▶ [Required work] Which lines contain the string "deity"? Please list every one of them.

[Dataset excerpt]
===============
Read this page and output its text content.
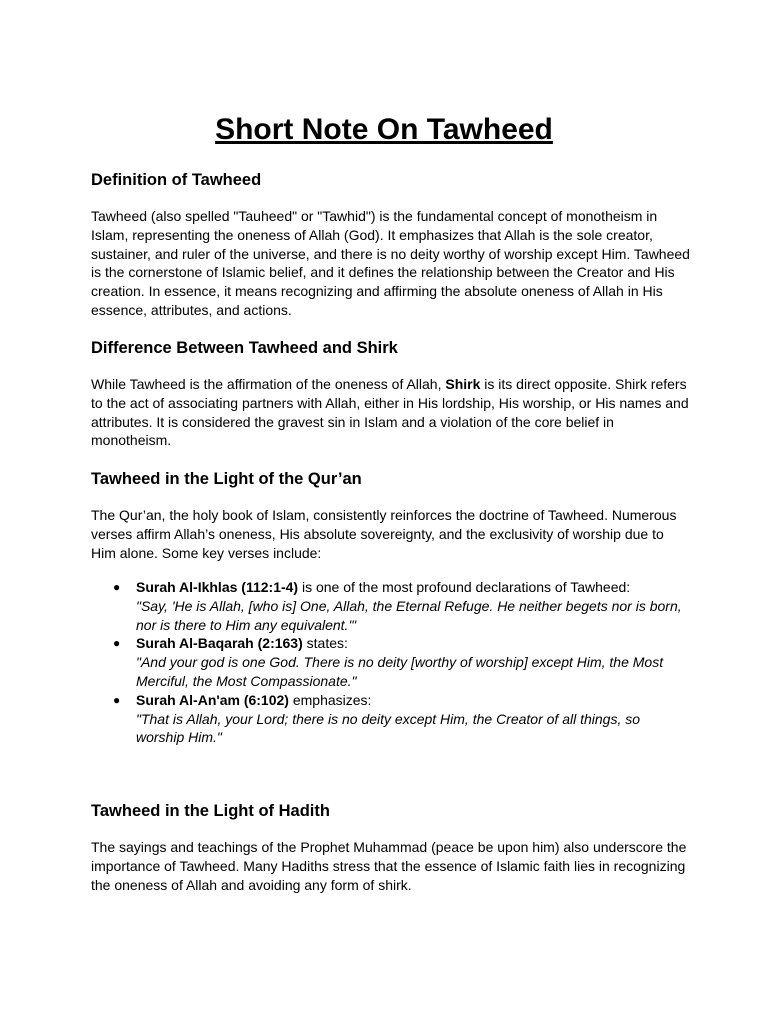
Short Note On Tawheed
Definition of Tawheed

Tawheed (also spelled "Tauheed" or "Tawhid") is the fundamental concept of monotheism in Islam, representing the oneness of Allah (God). It emphasizes that Allah is the sole creator, sustainer, and ruler of the universe, and there is no deity worthy of worship except Him. Tawheed is the cornerstone of Islamic belief, and it defines the relationship between the Creator and His creation. In essence, it means recognizing and affirming the absolute oneness of Allah in His essence, attributes, and actions.

Difference Between Tawheed and Shirk

While Tawheed is the affirmation of the oneness of Allah, Shirk is its direct opposite. Shirk refers to the act of associating partners with Allah, either in His lordship, His worship, or His names and attributes. It is considered the gravest sin in Islam and a violation of the core belief in monotheism.

Tawheed in the Light of the Qur’an

The Qur’an, the holy book of Islam, consistently reinforces the doctrine of Tawheed. Numerous verses affirm Allah’s oneness, His absolute sovereignty, and the exclusivity of worship due to Him alone. Some key verses include:

● Surah Al-Ikhlas (112:1-4) is one of the most profound declarations of Tawheed:
"Say, 'He is Allah, [who is] One, Allah, the Eternal Refuge. He neither begets nor is born, nor is there to Him any equivalent.'"
● Surah Al-Baqarah (2:163) states:
"And your god is one God. There is no deity [worthy of worship] except Him, the Most Merciful, the Most Compassionate."
● Surah Al-An'am (6:102) emphasizes:
"That is Allah, your Lord; there is no deity except Him, the Creator of all things, so worship Him."
Tawheed in the Light of Hadith

The sayings and teachings of the Prophet Muhammad (peace be upon him) also underscore the importance of Tawheed. Many Hadiths stress that the essence of Islamic faith lies in recognizing the oneness of Allah and avoiding any form of shirk.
===============
▶ [Response below]
Tawheed (also spelled "Tauheed" or "Tawhid") is the fundamental concept of monotheism in Islam, representing the oneness of Allah (God). It emphasizes that Allah is the sole creator, sustainer, and ruler of the universe, and there is no deity worthy of worship except Him. Tawheed is the cornerstone of Islamic belief, and it defines the relationship between the Creator and His creation. In essence, it means recognizing and affirming the absolute oneness of Allah in His essence, attributes, and actions.
"And your god is one God. There is no deity [worthy of worship] except Him, the Most Merciful, the Most Compassionate."
"That is Allah, your Lord; there is no deity except Him, the Creator of all things, so worship Him."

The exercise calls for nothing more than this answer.